-------- Extracted records --------

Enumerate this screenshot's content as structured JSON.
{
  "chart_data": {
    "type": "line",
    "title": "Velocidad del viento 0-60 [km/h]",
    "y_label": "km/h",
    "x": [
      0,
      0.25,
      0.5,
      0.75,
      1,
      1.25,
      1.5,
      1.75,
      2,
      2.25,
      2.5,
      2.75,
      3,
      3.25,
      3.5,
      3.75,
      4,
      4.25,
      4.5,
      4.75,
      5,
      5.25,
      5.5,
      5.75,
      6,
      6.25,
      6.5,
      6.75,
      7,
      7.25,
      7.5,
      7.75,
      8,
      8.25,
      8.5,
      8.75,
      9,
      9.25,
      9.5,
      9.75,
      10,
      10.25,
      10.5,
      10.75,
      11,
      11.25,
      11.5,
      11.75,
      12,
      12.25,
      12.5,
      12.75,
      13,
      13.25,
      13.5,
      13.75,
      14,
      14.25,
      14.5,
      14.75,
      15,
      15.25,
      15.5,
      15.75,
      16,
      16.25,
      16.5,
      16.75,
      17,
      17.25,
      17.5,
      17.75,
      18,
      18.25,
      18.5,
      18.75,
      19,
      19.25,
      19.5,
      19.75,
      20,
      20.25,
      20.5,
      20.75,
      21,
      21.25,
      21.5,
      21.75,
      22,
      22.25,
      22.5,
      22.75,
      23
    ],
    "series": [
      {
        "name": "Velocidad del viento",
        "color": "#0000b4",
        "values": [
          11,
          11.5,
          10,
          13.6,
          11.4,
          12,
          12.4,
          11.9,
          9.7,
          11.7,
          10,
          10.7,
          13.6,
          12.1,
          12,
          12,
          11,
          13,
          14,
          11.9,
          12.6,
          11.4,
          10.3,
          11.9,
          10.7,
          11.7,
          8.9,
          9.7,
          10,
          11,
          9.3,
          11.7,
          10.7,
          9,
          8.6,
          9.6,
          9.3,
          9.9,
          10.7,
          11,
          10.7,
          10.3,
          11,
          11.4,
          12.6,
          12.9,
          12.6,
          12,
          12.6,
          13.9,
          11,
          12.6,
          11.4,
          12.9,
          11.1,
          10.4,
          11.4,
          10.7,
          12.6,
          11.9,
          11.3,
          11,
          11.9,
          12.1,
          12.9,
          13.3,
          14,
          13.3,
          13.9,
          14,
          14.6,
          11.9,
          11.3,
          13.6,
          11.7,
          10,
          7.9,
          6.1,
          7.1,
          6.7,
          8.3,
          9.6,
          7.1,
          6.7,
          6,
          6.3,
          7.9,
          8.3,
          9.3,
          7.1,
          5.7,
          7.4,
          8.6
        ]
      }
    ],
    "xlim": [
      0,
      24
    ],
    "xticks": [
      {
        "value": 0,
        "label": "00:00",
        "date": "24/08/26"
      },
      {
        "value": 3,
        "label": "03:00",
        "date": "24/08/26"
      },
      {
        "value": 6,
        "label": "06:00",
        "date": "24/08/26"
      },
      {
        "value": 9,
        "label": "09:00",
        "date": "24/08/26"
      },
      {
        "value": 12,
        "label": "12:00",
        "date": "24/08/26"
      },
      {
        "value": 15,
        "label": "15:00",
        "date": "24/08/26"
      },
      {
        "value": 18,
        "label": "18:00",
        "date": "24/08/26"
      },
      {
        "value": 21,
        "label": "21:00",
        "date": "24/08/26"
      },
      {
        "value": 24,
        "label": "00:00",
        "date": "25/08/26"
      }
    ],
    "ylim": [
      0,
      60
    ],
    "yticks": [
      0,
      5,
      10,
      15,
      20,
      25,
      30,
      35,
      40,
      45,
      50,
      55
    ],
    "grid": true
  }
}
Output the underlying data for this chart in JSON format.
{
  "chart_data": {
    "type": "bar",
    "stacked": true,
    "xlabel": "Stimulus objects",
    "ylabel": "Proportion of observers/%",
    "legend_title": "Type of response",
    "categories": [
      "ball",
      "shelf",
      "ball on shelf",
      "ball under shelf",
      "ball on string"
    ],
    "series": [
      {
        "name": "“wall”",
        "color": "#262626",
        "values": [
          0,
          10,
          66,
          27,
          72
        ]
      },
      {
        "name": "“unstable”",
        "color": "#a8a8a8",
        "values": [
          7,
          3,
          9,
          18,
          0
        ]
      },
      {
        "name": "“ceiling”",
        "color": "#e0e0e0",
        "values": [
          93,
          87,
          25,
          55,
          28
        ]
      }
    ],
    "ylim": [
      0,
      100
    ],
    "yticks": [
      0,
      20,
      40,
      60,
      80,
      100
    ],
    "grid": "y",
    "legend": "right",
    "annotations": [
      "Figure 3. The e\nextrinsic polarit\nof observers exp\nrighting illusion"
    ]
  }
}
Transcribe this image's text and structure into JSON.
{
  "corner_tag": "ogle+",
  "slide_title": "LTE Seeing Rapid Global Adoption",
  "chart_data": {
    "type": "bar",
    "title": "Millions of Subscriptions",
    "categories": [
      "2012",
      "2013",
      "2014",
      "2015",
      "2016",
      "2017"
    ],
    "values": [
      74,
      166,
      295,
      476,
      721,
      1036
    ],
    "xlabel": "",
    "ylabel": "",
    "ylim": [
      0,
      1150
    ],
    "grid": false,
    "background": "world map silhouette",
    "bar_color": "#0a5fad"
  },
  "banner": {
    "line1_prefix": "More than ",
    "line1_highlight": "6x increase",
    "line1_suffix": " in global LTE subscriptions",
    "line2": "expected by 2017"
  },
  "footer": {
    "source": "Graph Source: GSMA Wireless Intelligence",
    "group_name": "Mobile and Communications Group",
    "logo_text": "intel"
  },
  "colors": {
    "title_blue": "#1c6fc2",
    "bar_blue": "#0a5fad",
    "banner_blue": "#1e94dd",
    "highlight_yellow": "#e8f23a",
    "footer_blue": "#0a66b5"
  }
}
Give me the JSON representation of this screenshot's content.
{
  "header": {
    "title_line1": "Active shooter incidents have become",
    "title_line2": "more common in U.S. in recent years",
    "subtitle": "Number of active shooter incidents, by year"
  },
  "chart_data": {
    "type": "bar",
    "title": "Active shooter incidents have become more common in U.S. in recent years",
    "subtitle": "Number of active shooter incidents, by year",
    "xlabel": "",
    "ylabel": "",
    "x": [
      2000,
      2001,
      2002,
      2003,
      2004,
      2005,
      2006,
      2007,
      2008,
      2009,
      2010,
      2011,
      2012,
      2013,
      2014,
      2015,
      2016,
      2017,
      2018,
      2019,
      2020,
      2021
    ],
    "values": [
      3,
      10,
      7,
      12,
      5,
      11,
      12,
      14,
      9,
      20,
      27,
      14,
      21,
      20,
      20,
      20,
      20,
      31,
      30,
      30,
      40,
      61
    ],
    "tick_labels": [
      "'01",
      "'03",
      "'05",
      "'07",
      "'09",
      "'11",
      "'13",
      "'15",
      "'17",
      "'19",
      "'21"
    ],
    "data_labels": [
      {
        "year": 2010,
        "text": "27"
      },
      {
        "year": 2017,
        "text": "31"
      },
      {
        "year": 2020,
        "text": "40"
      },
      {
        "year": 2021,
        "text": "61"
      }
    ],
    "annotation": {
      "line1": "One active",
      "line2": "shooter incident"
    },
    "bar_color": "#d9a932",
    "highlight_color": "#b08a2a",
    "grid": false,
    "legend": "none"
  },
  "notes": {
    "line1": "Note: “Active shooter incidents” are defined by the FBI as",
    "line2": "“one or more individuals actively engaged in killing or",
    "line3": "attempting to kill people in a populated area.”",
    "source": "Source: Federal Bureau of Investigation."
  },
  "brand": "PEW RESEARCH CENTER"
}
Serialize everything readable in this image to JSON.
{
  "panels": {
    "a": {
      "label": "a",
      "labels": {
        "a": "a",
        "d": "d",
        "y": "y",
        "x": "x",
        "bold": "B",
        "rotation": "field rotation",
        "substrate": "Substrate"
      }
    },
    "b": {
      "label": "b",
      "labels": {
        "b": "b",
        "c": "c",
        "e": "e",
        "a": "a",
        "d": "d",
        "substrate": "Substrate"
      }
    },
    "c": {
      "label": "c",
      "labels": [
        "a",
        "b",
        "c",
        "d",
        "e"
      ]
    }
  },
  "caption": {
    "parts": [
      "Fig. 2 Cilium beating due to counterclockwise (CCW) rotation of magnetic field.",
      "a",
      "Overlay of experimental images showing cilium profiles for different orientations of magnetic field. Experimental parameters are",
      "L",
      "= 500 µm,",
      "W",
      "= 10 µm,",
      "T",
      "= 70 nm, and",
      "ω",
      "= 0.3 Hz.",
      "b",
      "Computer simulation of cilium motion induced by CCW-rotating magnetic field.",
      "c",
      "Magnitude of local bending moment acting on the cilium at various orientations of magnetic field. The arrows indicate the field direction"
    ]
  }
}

--------

◆ Short task
Each line with the string "magnetic" in it needs to be found and copied.

◆ Exercise answer
      "Fig. 2 Cilium beating due to counterclockwise (CCW) rotation of magnetic field.",
      "Overlay of experimental images showing cilium profiles for different orientations of magnetic field. Experimental parameters are",
      "Computer simulation of cilium motion induced by CCW-rotating magnetic field.",
      "Magnitude of local bending moment acting on the cilium at various orientations of magnetic field. The arrows indicate the field direction"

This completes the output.